**** Material provided

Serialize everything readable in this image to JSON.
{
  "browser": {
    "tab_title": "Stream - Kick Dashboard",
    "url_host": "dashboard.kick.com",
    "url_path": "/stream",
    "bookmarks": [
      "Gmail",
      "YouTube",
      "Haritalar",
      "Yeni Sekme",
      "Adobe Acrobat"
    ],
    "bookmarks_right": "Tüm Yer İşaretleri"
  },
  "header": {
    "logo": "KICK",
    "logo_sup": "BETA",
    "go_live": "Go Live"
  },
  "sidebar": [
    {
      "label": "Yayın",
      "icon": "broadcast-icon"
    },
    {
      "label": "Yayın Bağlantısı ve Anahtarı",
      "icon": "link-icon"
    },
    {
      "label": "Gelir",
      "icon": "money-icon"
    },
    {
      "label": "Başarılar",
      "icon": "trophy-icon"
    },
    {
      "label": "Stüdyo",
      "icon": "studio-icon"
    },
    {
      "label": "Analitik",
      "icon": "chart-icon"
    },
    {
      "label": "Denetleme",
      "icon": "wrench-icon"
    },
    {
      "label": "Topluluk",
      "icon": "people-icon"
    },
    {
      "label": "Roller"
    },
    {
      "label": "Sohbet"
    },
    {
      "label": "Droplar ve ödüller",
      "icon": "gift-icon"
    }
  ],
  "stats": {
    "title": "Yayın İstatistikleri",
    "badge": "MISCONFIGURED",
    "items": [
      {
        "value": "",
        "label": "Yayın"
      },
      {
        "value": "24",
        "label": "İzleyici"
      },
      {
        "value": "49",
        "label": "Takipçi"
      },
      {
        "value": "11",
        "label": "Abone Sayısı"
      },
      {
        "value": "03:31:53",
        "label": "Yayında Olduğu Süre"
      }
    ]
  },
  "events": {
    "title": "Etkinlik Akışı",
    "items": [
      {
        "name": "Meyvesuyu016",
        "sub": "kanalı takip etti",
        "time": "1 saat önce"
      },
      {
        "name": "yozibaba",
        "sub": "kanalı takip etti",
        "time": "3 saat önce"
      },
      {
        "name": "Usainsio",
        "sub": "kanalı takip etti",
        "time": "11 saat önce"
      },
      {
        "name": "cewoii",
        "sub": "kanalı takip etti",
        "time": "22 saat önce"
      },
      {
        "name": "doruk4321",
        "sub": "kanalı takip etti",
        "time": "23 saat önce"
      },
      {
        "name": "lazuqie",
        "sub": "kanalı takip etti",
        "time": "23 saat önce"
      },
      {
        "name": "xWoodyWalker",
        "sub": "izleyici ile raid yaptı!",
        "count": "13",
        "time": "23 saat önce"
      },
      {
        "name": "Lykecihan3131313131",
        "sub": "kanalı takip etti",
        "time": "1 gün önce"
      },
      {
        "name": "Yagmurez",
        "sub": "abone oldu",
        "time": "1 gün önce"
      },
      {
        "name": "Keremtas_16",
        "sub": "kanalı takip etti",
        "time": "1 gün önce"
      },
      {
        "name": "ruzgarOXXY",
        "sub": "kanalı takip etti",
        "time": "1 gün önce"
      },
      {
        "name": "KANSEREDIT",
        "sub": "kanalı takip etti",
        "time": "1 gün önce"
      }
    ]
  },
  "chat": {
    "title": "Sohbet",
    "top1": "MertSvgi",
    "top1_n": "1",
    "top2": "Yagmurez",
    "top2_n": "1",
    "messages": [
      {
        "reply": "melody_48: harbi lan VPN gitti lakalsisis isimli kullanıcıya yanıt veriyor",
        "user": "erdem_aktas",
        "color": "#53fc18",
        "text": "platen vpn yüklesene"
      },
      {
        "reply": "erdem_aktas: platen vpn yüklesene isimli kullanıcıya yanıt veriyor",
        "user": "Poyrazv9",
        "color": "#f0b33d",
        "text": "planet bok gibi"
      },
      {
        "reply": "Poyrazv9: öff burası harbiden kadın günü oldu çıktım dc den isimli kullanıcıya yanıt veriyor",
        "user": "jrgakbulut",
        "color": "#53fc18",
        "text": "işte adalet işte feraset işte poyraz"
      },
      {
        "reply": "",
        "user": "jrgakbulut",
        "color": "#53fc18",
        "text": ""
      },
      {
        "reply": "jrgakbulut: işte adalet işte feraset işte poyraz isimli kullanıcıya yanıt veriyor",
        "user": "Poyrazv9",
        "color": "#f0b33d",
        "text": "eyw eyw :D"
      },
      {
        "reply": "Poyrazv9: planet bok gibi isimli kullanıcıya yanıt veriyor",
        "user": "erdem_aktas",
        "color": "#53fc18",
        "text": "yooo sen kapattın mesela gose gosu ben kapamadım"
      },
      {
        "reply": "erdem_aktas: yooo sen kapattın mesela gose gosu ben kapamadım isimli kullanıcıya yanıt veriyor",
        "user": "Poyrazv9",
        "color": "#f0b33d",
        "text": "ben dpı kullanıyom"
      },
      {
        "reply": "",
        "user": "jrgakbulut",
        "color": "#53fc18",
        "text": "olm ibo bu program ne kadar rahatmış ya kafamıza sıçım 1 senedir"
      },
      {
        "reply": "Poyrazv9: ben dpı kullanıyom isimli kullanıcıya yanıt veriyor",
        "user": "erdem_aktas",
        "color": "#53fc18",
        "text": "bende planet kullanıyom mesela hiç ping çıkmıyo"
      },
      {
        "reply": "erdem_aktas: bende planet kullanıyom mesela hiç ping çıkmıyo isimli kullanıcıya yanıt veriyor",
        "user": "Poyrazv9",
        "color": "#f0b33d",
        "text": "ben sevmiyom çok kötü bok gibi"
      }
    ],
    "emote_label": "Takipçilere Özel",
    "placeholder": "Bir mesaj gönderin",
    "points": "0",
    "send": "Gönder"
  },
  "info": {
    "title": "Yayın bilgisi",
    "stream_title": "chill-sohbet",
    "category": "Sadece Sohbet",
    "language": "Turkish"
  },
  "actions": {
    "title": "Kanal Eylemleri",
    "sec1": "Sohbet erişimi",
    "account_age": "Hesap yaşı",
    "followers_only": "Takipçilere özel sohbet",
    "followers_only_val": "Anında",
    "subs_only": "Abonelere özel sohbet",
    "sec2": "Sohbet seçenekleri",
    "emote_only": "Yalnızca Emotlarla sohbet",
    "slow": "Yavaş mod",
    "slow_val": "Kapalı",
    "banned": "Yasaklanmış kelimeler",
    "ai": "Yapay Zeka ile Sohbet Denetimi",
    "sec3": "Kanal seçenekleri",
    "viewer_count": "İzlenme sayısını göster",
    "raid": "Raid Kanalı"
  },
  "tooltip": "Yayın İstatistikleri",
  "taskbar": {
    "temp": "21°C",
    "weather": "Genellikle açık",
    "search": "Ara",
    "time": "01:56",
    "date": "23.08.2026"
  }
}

********

▸ **Exercise details**:
Retype all of the material above with every character intact.

▸ **In response**:
Serialize everything readable in this image to JSON.
{
  "browser": {
    "tab_title": "Stream - Kick Dashboard",
    "url_host": "dashboard.kick.com",
    "url_path": "/stream",
    "bookmarks": [
      "Gmail",
      "YouTube",
      "Haritalar",
      "Yeni Sekme",
      "Adobe Acrobat"
    ],
    "bookmarks_right": "Tüm Yer İşaretleri"
  },
  "header": {
    "logo": "KICK",
    "logo_sup": "BETA",
    "go_live": "Go Live"
  },
  "sidebar": [
    {
      "label": "Yayın",
      "icon": "broadcast-icon"
    },
    {
      "label": "Yayın Bağlantısı ve Anahtarı",
      "icon": "link-icon"
    },
    {
      "label": "Gelir",
      "icon": "money-icon"
    },
    {
      "label": "Başarılar",
      "icon": "trophy-icon"
    },
    {
      "label": "Stüdyo",
      "icon": "studio-icon"
    },
    {
      "label": "Analitik",
      "icon": "chart-icon"
    },
    {
      "label": "Denetleme",
      "icon": "wrench-icon"
    },
    {
      "label": "Topluluk",
      "icon": "people-icon"
    },
    {
      "label": "Roller"
    },
    {
      "label": "Sohbet"
    },
    {
      "label": "Droplar ve ödüller",
      "icon": "gift-icon"
    }
  ],
  "stats": {
    "title": "Yayın İstatistikleri",
    "badge": "MISCONFIGURED",
    "items": [
      {
        "value": "",
        "label": "Yayın"
      },
      {
        "value": "24",
        "label": "İzleyici"
      },
      {
        "value": "49",
        "label": "Takipçi"
      },
      {
        "value": "11",
        "label": "Abone Sayısı"
      },
      {
        "value": "03:31:53",
        "label": "Yayında Olduğu Süre"
      }
    ]
  },
  "events": {
    "title": "Etkinlik Akışı",
    "items": [
      {
        "name": "Meyvesuyu016",
        "sub": "kanalı takip etti",
        "time": "1 saat önce"
      },
      {
        "name": "yozibaba",
        "sub": "kanalı takip etti",
        "time": "3 saat önce"
      },
      {
        "name": "Usainsio",
        "sub": "kanalı takip etti",
        "time": "11 saat önce"
      },
      {
        "name": "cewoii",
        "sub": "kanalı takip etti",
        "time": "22 saat önce"
      },
      {
        "name": "doruk4321",
        "sub": "kanalı takip etti",
        "time": "23 saat önce"
      },
      {
        "name": "lazuqie",
        "sub": "kanalı takip etti",
        "time": "23 saat önce"
      },
      {
        "name": "xWoodyWalker",
        "sub": "izleyici ile raid yaptı!",
        "count": "13",
        "time": "23 saat önce"
      },
      {
        "name": "Lykecihan3131313131",
        "sub": "kanalı takip etti",
        "time": "1 gün önce"
      },
      {
        "name": "Yagmurez",
        "sub": "abone oldu",
        "time": "1 gün önce"
      },
      {
        "name": "Keremtas_16",
        "sub": "kanalı takip etti",
        "time": "1 gün önce"
      },
      {
        "name": "ruzgarOXXY",
        "sub": "kanalı takip etti",
        "time": "1 gün önce"
      },
      {
        "name": "KANSEREDIT",
        "sub": "kanalı takip etti",
        "time": "1 gün önce"
      }
    ]
  },
  "chat": {
    "title": "Sohbet",
    "top1": "MertSvgi",
    "top1_n": "1",
    "top2": "Yagmurez",
    "top2_n": "1",
    "messages": [
      {
        "reply": "melody_48: harbi lan VPN gitti lakalsisis isimli kullanıcıya yanıt veriyor",
        "user": "erdem_aktas",
        "color": "#53fc18",
        "text": "platen vpn yüklesene"
      },
      {
        "reply": "erdem_aktas: platen vpn yüklesene isimli kullanıcıya yanıt veriyor",
        "user": "Poyrazv9",
        "color": "#f0b33d",
        "text": "planet bok gibi"
      },
      {
        "reply": "Poyrazv9: öff burası harbiden kadın günü oldu çıktım dc den isimli kullanıcıya yanıt veriyor",
        "user": "jrgakbulut",
        "color": "#53fc18",
        "text": "işte adalet işte feraset işte poyraz"
      },
      {
        "reply": "",
        "user": "jrgakbulut",
        "color": "#53fc18",
        "text": ""
      },
      {
        "reply": "jrgakbulut: işte adalet işte feraset işte poyraz isimli kullanıcıya yanıt veriyor",
        "user": "Poyrazv9",
        "color": "#f0b33d",
        "text": "eyw eyw :D"
      },
      {
        "reply": "Poyrazv9: planet bok gibi isimli kullanıcıya yanıt veriyor",
        "user": "erdem_aktas",
        "color": "#53fc18",
        "text": "yooo sen kapattın mesela gose gosu ben kapamadım"
      },
      {
        "reply": "erdem_aktas: yooo sen kapattın mesela gose gosu ben kapamadım isimli kullanıcıya yanıt veriyor",
        "user": "Poyrazv9",
        "color": "#f0b33d",
        "text": "ben dpı kullanıyom"
      },
      {
        "reply": "",
        "user": "jrgakbulut",
        "color": "#53fc18",
        "text": "olm ibo bu program ne kadar rahatmış ya kafamıza sıçım 1 senedir"
      },
      {
        "reply": "Poyrazv9: ben dpı kullanıyom isimli kullanıcıya yanıt veriyor",
        "user": "erdem_aktas",
        "color": "#53fc18",
        "text": "bende planet kullanıyom mesela hiç ping çıkmıyo"
      },
      {
        "reply": "erdem_aktas: bende planet kullanıyom mesela hiç ping çıkmıyo isimli kullanıcıya yanıt veriyor",
        "user": "Poyrazv9",
        "color": "#f0b33d",
        "text": "ben sevmiyom çok kötü bok gibi"
      }
    ],
    "emote_label": "Takipçilere Özel",
    "placeholder": "Bir mesaj gönderin",
    "points": "0",
    "send": "Gönder"
  },
  "info": {
    "title": "Yayın bilgisi",
    "stream_title": "chill-sohbet",
    "category": "Sadece Sohbet",
    "language": "Turkish"
  },
  "actions": {
    "title": "Kanal Eylemleri",
    "sec1": "Sohbet erişimi",
    "account_age": "Hesap yaşı",
    "followers_only": "Takipçilere özel sohbet",
    "followers_only_val": "Anında",
    "subs_only": "Abonelere özel sohbet",
    "sec2": "Sohbet seçenekleri",
    "emote_only": "Yalnızca Emotlarla sohbet",
    "slow": "Yavaş mod",
    "slow_val": "Kapalı",
    "banned": "Yasaklanmış kelimeler",
    "ai": "Yapay Zeka ile Sohbet Denetimi",
    "sec3": "Kanal seçenekleri",
    "viewer_count": "İzlenme sayısını göster",
    "raid": "Raid Kanalı"
  },
  "tooltip": "Yayın İstatistikleri",
  "taskbar": {
    "temp": "21°C",
    "weather": "Genellikle açık",
    "search": "Ara",
    "time": "01:56",
    "date": "23.08.2026"
  }
}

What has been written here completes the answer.